*Written request:*
Return every record exactly as written.
-- Begin Material for the task --
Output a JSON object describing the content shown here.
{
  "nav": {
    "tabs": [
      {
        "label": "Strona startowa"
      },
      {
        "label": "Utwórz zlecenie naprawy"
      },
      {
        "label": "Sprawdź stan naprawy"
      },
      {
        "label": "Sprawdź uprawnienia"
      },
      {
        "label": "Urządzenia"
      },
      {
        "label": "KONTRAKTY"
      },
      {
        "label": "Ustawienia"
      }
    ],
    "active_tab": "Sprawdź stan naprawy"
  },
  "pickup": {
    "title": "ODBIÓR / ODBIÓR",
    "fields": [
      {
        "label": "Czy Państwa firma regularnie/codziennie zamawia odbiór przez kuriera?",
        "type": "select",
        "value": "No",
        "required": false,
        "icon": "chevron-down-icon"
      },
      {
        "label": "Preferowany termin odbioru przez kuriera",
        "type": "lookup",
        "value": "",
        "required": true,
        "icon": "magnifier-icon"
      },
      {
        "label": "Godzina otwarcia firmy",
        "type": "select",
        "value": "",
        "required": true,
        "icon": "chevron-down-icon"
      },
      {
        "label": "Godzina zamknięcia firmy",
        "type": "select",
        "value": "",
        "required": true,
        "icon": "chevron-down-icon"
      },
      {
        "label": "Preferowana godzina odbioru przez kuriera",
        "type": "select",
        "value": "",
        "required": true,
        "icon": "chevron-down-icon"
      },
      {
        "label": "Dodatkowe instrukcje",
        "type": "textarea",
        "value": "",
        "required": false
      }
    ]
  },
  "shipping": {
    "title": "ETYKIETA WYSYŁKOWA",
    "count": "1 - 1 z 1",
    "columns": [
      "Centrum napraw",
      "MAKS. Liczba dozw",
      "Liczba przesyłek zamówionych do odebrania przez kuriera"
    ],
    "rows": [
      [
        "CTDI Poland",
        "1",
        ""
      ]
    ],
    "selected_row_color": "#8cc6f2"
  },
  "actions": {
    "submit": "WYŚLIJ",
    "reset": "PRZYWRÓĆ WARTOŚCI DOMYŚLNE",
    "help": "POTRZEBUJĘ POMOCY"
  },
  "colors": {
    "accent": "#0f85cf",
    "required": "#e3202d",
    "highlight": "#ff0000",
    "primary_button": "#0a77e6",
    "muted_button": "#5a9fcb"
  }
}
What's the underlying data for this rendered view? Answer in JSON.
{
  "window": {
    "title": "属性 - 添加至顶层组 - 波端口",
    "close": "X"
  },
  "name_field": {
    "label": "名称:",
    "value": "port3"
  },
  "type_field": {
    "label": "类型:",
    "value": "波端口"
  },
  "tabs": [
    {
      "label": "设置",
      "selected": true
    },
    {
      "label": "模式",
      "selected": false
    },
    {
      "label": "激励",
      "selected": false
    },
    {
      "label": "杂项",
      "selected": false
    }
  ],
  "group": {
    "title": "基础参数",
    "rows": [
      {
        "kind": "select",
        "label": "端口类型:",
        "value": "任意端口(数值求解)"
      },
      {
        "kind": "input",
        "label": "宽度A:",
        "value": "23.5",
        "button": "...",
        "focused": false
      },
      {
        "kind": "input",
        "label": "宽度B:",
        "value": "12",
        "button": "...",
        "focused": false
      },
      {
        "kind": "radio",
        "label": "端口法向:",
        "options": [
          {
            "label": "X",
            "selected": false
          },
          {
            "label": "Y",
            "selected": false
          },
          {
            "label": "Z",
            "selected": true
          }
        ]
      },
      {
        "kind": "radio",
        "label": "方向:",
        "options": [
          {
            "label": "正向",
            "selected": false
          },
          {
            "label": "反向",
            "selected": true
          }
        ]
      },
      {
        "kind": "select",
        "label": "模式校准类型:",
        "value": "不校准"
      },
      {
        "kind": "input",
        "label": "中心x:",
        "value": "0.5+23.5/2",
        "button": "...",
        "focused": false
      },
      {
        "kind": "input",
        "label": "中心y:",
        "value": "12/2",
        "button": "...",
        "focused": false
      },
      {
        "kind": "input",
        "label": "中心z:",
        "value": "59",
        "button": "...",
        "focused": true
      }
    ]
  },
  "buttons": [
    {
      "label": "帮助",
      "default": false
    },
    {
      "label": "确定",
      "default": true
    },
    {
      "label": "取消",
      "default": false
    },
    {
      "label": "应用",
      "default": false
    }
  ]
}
-- End Material for the task --
*Full solution:*
Output a JSON object describing the content shown here.
{
  "nav": {
    "tabs": [
      {
        "label": "Strona startowa"
      },
      {
        "label": "Utwórz zlecenie naprawy"
      },
      {
        "label": "Sprawdź stan naprawy"
      },
      {
        "label": "Sprawdź uprawnienia"
      },
      {
        "label": "Urządzenia"
      },
      {
        "label": "KONTRAKTY"
      },
      {
        "label": "Ustawienia"
      }
    ],
    "active_tab": "Sprawdź stan naprawy"
  },
  "pickup": {
    "title": "ODBIÓR / ODBIÓR",
    "fields": [
      {
        "label": "Czy Państwa firma regularnie/codziennie zamawia odbiór przez kuriera?",
        "type": "select",
        "value": "No",
        "required": false,
        "icon": "chevron-down-icon"
      },
      {
        "label": "Preferowany termin odbioru przez kuriera",
        "type": "lookup",
        "value": "",
        "required": true,
        "icon": "magnifier-icon"
      },
      {
        "label": "Godzina otwarcia firmy",
        "type": "select",
        "value": "",
        "required": true,
        "icon": "chevron-down-icon"
      },
      {
        "label": "Godzina zamknięcia firmy",
        "type": "select",
        "value": "",
        "required": true,
        "icon": "chevron-down-icon"
      },
      {
        "label": "Preferowana godzina odbioru przez kuriera",
        "type": "select",
        "value": "",
        "required": true,
        "icon": "chevron-down-icon"
      },
      {
        "label": "Dodatkowe instrukcje",
        "type": "textarea",
        "value": "",
        "required": false
      }
    ]
  },
  "shipping": {
    "title": "ETYKIETA WYSYŁKOWA",
    "count": "1 - 1 z 1",
    "columns": [
      "Centrum napraw",
      "MAKS. Liczba dozw",
      "Liczba przesyłek zamówionych do odebrania przez kuriera"
    ],
    "rows": [
      [
        "CTDI Poland",
        "1",
        ""
      ]
    ],
    "selected_row_color": "#8cc6f2"
  },
  "actions": {
    "submit": "WYŚLIJ",
    "reset": "PRZYWRÓĆ WARTOŚCI DOMYŚLNE",
    "help": "POTRZEBUJĘ POMOCY"
  },
  "colors": {
    "accent": "#0f85cf",
    "required": "#e3202d",
    "highlight": "#ff0000",
    "primary_button": "#0a77e6",
    "muted_button": "#5a9fcb"
  }
}
What's the underlying data for this rendered view? Answer in JSON.
{
  "window": {
    "title": "属性 - 添加至顶层组 - 波端口",
    "close": "X"
  },
  "name_field": {
    "label": "名称:",
    "value": "port3"
  },
  "type_field": {
    "label": "类型:",
    "value": "波端口"
  },
  "tabs": [
    {
      "label": "设置",
      "selected": true
    },
    {
      "label": "模式",
      "selected": false
    },
    {
      "label": "激励",
      "selected": false
    },
    {
      "label": "杂项",
      "selected": false
    }
  ],
  "group": {
    "title": "基础参数",
    "rows": [
      {
        "kind": "select",
        "label": "端口类型:",
        "value": "任意端口(数值求解)"
      },
      {
        "kind": "input",
        "label": "宽度A:",
        "value": "23.5",
        "button": "...",
        "focused": false
      },
      {
        "kind": "input",
        "label": "宽度B:",
        "value": "12",
        "button": "...",
        "focused": false
      },
      {
        "kind": "radio",
        "label": "端口法向:",
        "options": [
          {
            "label": "X",
            "selected": false
          },
          {
            "label": "Y",
            "selected": false
          },
          {
            "label": "Z",
            "selected": true
          }
        ]
      },
      {
        "kind": "radio",
        "label": "方向:",
        "options": [
          {
            "label": "正向",
            "selected": false
          },
          {
            "label": "反向",
            "selected": true
          }
        ]
      },
      {
        "kind": "select",
        "label": "模式校准类型:",
        "value": "不校准"
      },
      {
        "kind": "input",
        "label": "中心x:",
        "value": "0.5+23.5/2",
        "button": "...",
        "focused": false
      },
      {
        "kind": "input",
        "label": "中心y:",
        "value": "12/2",
        "button": "...",
        "focused": false
      },
      {
        "kind": "input",
        "label": "中心z:",
        "value": "59",
        "button": "...",
        "focused": true
      }
    ]
  },
  "buttons": [
    {
      "label": "帮助",
      "default": false
    },
    {
      "label": "确定",
      "default": true
    },
    {
      "label": "取消",
      "default": false
    },
    {
      "label": "应用",
      "default": false
    }
  ]
}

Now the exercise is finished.